*DIRECTIONS FOR THIS TASK:*
Could you repeat the records below exactly, leaving out any pictures?

* START PROVIDED DATA *

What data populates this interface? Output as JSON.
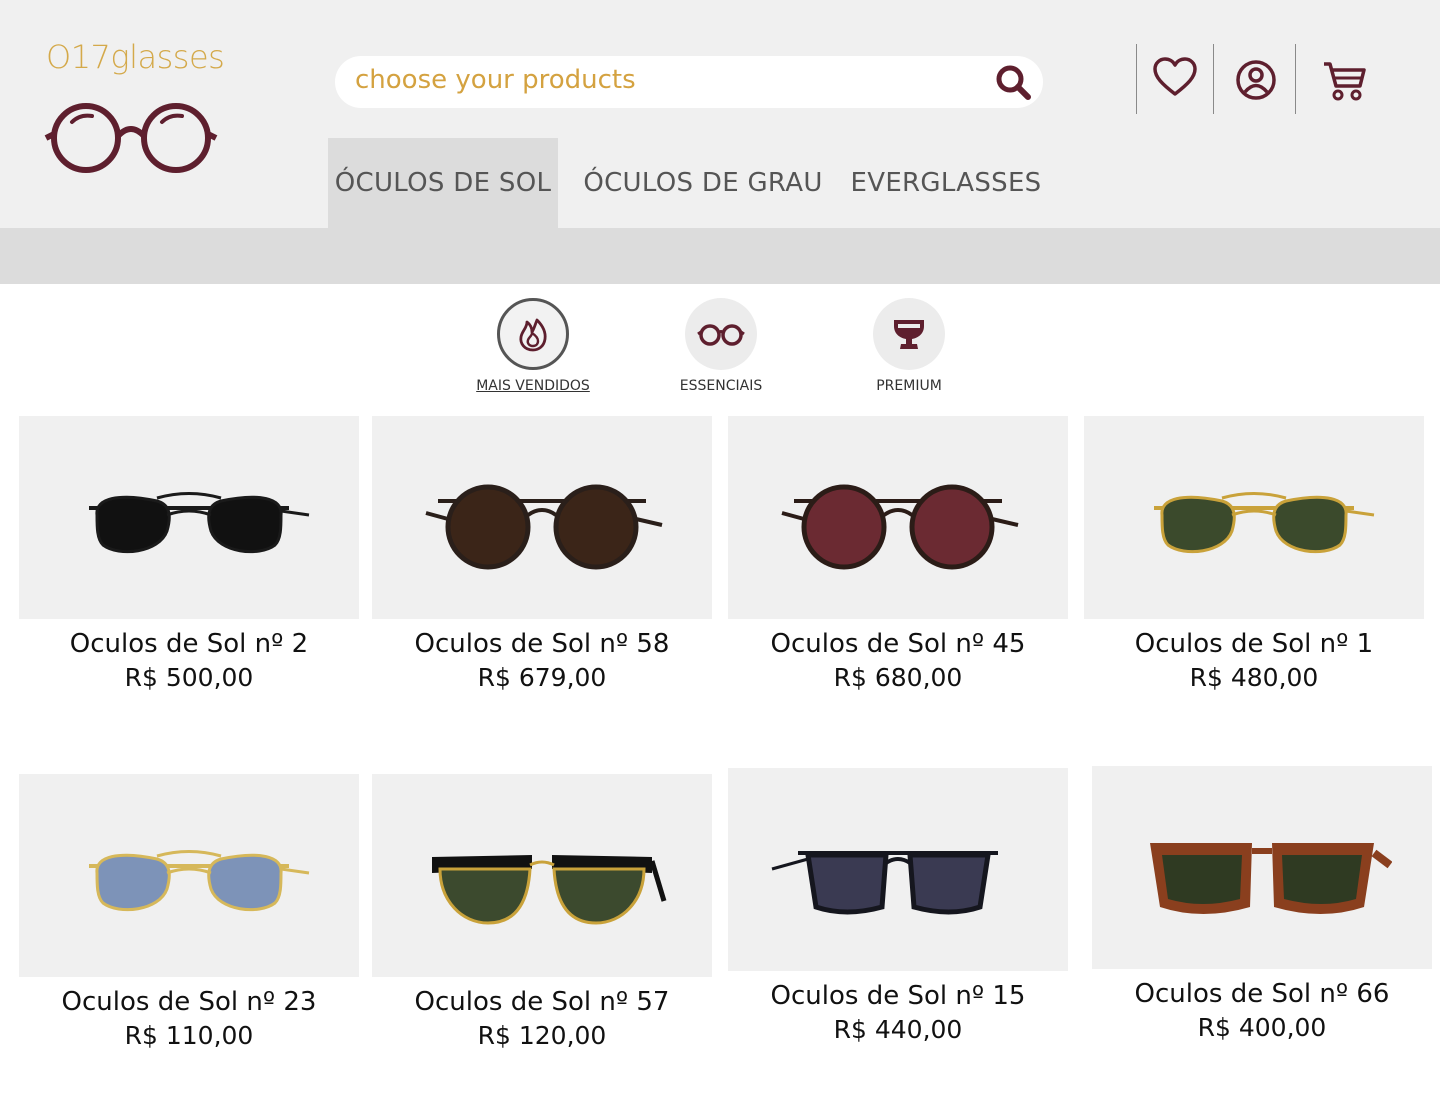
{
  "brand": {
    "name": "O17glasses"
  },
  "search": {
    "placeholder": "choose your products",
    "icon": "search-icon"
  },
  "header_icons": [
    "heart-icon",
    "user-icon",
    "cart-icon"
  ],
  "nav": {
    "tabs": [
      {
        "label": "ÓCULOS DE SOL",
        "active": true
      },
      {
        "label": "ÓCULOS DE GRAU",
        "active": false
      },
      {
        "label": "EVERGLASSES",
        "active": false
      }
    ]
  },
  "categories": [
    {
      "label": "MAIS VENDIDOS",
      "icon": "flame-icon",
      "active": true
    },
    {
      "label": "ESSENCIAIS",
      "icon": "glasses-icon",
      "active": false
    },
    {
      "label": "PREMIUM",
      "icon": "trophy-icon",
      "active": false
    }
  ],
  "products": [
    {
      "name": "Oculos de Sol nº 2",
      "price": "R$ 500,00",
      "style": "aviator",
      "frame": "#1a1a1a",
      "lens": "#111111"
    },
    {
      "name": "Oculos de Sol nº 58",
      "price": "R$ 679,00",
      "style": "round",
      "frame": "#2a1f1a",
      "lens": "#3b2518"
    },
    {
      "name": "Oculos de Sol nº 45",
      "price": "R$ 680,00",
      "style": "round",
      "frame": "#2b1c17",
      "lens": "#6b2a32"
    },
    {
      "name": "Oculos de Sol nº 1",
      "price": "R$ 480,00",
      "style": "aviator",
      "frame": "#c9a23a",
      "lens": "#3b4a2c"
    },
    {
      "name": "Oculos de Sol nº 23",
      "price": "R$ 110,00",
      "style": "aviator",
      "frame": "#d6b85a",
      "lens": "#7d93b8"
    },
    {
      "name": "Oculos de Sol nº 57",
      "price": "R$ 120,00",
      "style": "clubmaster",
      "frame": "#111111",
      "lens": "#3c4a2e"
    },
    {
      "name": "Oculos de Sol nº 15",
      "price": "R$ 440,00",
      "style": "square",
      "frame": "#15161e",
      "lens": "#3a3a52"
    },
    {
      "name": "Oculos de Sol nº 66",
      "price": "R$ 400,00",
      "style": "wayfarer",
      "frame": "#8a3f1e",
      "lens": "#2f3a22"
    }
  ],
  "colors": {
    "brand_gold": "#d4a94a",
    "brand_maroon": "#5e1f2e",
    "header_bg": "#f0f0f0",
    "subbar_bg": "#dcdcdc"
  }
}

* END PROVIDED DATA *

*ANSWER TO THE PROBLEM:*
What data populates this interface? Output as JSON.
{
  "brand": {
    "name": "O17glasses"
  },
  "search": {
    "placeholder": "choose your products",
    "icon": "search-icon"
  },
  "header_icons": [
    "heart-icon",
    "user-icon",
    "cart-icon"
  ],
  "nav": {
    "tabs": [
      {
        "label": "ÓCULOS DE SOL",
        "active": true
      },
      {
        "label": "ÓCULOS DE GRAU",
        "active": false
      },
      {
        "label": "EVERGLASSES",
        "active": false
      }
    ]
  },
  "categories": [
    {
      "label": "MAIS VENDIDOS",
      "icon": "flame-icon",
      "active": true
    },
    {
      "label": "ESSENCIAIS",
      "icon": "glasses-icon",
      "active": false
    },
    {
      "label": "PREMIUM",
      "icon": "trophy-icon",
      "active": false
    }
  ],
  "products": [
    {
      "name": "Oculos de Sol nº 2",
      "price": "R$ 500,00",
      "style": "aviator",
      "frame": "#1a1a1a",
      "lens": "#111111"
    },
    {
      "name": "Oculos de Sol nº 58",
      "price": "R$ 679,00",
      "style": "round",
      "frame": "#2a1f1a",
      "lens": "#3b2518"
    },
    {
      "name": "Oculos de Sol nº 45",
      "price": "R$ 680,00",
      "style": "round",
      "frame": "#2b1c17",
      "lens": "#6b2a32"
    },
    {
      "name": "Oculos de Sol nº 1",
      "price": "R$ 480,00",
      "style": "aviator",
      "frame": "#c9a23a",
      "lens": "#3b4a2c"
    },
    {
      "name": "Oculos de Sol nº 23",
      "price": "R$ 110,00",
      "style": "aviator",
      "frame": "#d6b85a",
      "lens": "#7d93b8"
    },
    {
      "name": "Oculos de Sol nº 57",
      "price": "R$ 120,00",
      "style": "clubmaster",
      "frame": "#111111",
      "lens": "#3c4a2e"
    },
    {
      "name": "Oculos de Sol nº 15",
      "price": "R$ 440,00",
      "style": "square",
      "frame": "#15161e",
      "lens": "#3a3a52"
    },
    {
      "name": "Oculos de Sol nº 66",
      "price": "R$ 400,00",
      "style": "wayfarer",
      "frame": "#8a3f1e",
      "lens": "#2f3a22"
    }
  ],
  "colors": {
    "brand_gold": "#d4a94a",
    "brand_maroon": "#5e1f2e",
    "header_bg": "#f0f0f0",
    "subbar_bg": "#dcdcdc"
  }
}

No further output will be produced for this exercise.